__Directive__
Wherever a line holds the string "nSAILS", copy that line.

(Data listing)
- - - - -

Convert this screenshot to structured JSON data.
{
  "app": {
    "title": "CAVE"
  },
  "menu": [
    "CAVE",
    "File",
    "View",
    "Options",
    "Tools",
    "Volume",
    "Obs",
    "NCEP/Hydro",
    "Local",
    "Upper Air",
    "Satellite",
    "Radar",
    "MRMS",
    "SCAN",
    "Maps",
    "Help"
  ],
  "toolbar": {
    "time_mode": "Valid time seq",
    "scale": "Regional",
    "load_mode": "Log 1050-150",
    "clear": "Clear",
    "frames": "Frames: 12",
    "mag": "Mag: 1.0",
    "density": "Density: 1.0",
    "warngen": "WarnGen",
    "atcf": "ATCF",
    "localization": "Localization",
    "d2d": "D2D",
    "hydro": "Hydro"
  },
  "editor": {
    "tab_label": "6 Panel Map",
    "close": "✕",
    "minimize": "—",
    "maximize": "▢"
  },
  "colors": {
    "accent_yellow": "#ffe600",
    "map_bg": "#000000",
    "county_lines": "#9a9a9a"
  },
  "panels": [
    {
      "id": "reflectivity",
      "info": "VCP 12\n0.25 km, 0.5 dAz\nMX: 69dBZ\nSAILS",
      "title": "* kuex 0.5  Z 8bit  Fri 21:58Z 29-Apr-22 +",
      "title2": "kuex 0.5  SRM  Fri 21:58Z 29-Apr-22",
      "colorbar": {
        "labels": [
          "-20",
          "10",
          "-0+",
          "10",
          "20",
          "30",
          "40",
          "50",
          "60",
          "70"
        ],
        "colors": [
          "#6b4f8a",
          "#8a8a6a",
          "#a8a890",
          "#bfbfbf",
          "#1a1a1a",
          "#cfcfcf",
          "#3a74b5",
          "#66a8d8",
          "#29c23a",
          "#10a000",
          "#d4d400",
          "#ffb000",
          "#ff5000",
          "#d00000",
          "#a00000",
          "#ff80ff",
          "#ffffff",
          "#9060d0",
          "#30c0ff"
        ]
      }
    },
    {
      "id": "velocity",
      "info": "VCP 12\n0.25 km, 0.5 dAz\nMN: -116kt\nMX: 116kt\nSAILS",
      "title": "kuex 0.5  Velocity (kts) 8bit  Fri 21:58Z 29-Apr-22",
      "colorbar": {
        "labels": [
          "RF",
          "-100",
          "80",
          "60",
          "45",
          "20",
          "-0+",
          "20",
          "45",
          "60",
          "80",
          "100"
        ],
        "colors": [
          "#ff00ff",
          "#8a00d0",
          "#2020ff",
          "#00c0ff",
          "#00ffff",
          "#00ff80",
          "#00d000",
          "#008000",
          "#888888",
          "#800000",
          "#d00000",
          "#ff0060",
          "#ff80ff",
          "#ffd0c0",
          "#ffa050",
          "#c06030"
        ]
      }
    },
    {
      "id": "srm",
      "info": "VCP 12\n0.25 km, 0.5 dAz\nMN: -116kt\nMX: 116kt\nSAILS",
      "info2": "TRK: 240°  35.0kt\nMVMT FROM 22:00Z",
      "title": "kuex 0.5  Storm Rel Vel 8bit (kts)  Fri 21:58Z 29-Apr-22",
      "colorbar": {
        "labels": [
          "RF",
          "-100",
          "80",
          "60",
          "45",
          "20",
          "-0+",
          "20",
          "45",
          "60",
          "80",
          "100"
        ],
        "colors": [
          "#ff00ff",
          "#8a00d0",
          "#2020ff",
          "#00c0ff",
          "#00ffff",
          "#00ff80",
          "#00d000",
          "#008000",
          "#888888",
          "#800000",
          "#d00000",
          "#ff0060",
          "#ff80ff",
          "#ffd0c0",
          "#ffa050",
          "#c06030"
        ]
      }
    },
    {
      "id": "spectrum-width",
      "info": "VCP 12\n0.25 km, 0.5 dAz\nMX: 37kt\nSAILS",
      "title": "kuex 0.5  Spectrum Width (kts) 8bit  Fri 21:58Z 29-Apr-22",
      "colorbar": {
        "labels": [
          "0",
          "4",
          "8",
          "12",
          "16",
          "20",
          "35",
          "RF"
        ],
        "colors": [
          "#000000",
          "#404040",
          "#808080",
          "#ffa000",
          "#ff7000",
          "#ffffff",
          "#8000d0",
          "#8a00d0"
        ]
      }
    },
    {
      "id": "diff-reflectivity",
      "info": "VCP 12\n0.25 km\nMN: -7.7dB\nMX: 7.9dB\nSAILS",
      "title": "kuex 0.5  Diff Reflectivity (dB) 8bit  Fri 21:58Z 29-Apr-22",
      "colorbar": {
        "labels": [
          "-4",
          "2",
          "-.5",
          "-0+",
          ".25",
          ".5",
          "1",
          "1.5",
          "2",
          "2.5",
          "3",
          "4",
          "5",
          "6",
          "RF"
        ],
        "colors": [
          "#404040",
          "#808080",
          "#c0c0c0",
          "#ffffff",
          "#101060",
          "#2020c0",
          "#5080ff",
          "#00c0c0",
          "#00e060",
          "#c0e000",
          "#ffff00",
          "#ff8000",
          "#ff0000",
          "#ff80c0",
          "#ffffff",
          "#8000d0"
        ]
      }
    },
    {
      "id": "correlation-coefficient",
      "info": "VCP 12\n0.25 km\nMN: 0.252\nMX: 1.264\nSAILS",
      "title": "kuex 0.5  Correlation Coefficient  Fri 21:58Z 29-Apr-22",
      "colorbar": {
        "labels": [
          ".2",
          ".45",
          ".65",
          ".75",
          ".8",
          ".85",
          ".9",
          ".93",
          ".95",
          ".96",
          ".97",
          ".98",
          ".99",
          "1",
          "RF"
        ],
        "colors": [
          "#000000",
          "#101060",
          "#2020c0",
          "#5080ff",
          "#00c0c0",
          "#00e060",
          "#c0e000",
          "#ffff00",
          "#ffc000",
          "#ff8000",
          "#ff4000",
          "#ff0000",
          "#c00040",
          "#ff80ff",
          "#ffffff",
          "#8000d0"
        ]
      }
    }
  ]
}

- - - - -

__Reply to the exercise__
      "info": "VCP 12\n0.25 km, 0.5 dAz\nMX: 69dBZ\nSAILS",
      "info": "VCP 12\n0.25 km, 0.5 dAz\nMN: -116kt\nMX: 116kt\nSAILS",
      "info": "VCP 12\n0.25 km, 0.5 dAz\nMN: -116kt\nMX: 116kt\nSAILS",
      "info": "VCP 12\n0.25 km, 0.5 dAz\nMX: 37kt\nSAILS",
      "info": "VCP 12\n0.25 km\nMN: -7.7dB\nMX: 7.9dB\nSAILS",
      "info": "VCP 12\n0.25 km\nMN: 0.252\nMX: 1.264\nSAILS",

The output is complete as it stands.